=== REQUIRED TASK ===
In the listing that follows, how many lines contain "Lewis"? Give the number only.
## Start THE RECORDS
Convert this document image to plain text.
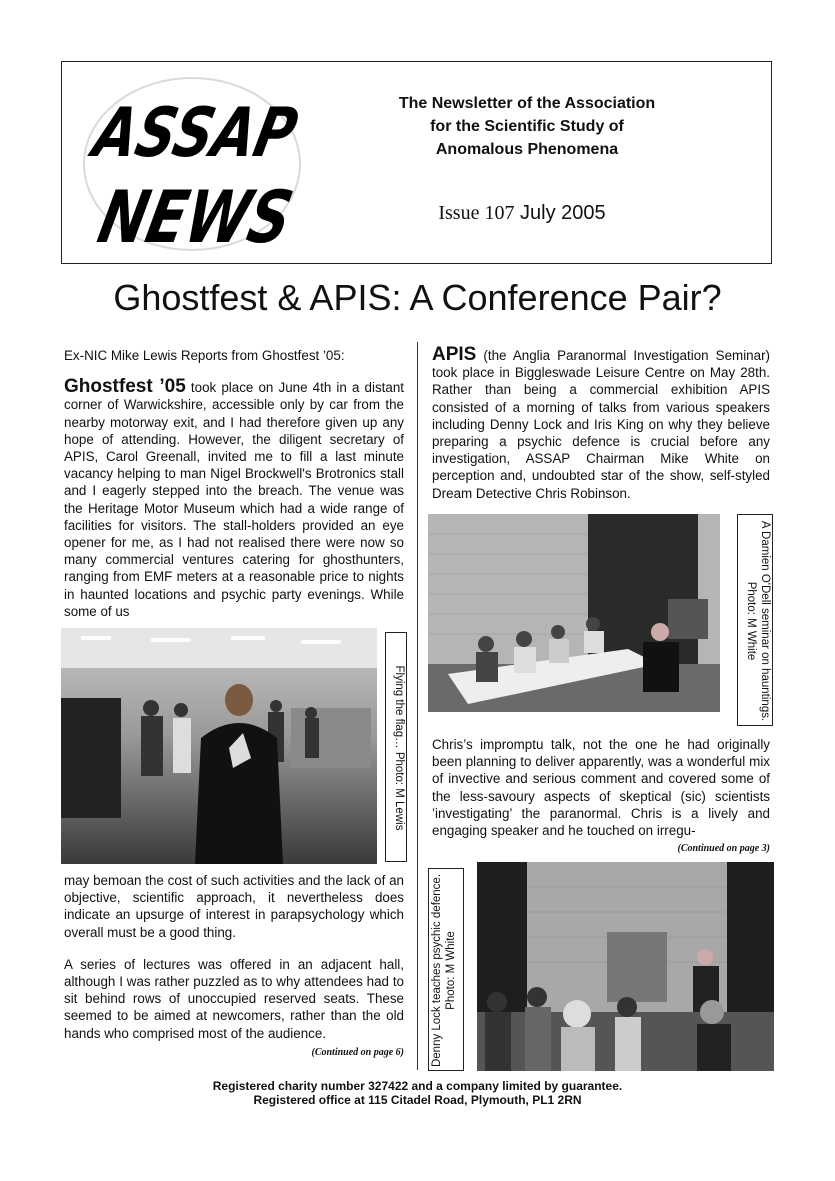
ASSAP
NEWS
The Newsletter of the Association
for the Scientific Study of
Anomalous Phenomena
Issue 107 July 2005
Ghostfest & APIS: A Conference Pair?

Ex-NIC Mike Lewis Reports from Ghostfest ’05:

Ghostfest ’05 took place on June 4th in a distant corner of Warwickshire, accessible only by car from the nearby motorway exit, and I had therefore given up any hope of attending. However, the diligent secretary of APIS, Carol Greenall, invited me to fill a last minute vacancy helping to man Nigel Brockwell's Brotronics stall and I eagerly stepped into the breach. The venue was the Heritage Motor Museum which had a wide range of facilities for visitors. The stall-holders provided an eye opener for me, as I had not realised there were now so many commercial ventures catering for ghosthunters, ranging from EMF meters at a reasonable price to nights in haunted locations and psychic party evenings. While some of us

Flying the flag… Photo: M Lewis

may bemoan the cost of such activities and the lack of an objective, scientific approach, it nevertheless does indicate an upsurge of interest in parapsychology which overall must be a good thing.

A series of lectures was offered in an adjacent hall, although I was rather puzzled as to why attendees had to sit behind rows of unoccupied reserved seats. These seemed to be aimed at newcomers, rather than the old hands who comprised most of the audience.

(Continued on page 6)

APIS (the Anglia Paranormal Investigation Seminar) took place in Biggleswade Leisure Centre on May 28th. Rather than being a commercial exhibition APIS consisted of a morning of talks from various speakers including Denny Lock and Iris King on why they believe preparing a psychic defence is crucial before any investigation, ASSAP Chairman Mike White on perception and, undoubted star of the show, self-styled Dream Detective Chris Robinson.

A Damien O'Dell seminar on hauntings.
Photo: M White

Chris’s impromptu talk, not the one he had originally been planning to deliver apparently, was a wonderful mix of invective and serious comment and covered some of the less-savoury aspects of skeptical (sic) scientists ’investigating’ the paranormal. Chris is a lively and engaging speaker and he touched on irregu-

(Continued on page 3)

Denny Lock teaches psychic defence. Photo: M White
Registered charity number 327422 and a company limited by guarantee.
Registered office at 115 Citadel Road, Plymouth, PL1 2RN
## End THE RECORDS
## Start THE RECORDS
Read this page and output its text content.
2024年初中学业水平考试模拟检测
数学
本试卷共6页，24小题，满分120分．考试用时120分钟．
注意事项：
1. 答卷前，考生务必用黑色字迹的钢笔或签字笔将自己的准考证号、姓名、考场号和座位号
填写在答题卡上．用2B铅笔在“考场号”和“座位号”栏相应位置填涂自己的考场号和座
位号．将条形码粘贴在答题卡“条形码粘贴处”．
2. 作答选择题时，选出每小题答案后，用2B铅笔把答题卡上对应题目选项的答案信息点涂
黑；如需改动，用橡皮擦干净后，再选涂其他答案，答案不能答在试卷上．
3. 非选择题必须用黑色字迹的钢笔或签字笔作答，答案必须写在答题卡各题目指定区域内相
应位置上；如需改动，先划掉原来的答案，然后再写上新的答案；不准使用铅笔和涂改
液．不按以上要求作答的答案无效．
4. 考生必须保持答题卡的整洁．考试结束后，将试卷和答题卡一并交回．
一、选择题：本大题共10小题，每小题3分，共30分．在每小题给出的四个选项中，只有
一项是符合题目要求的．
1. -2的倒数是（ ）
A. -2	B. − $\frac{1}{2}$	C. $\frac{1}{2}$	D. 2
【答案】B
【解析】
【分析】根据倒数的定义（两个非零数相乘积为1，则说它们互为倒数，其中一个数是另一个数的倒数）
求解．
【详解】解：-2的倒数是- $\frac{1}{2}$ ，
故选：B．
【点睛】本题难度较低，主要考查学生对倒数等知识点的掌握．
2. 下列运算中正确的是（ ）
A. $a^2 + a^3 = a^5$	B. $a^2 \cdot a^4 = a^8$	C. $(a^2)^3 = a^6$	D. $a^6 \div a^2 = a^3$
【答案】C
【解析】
## End THE RECORDS
=== SOLUTION FOR THIS TASK ===
2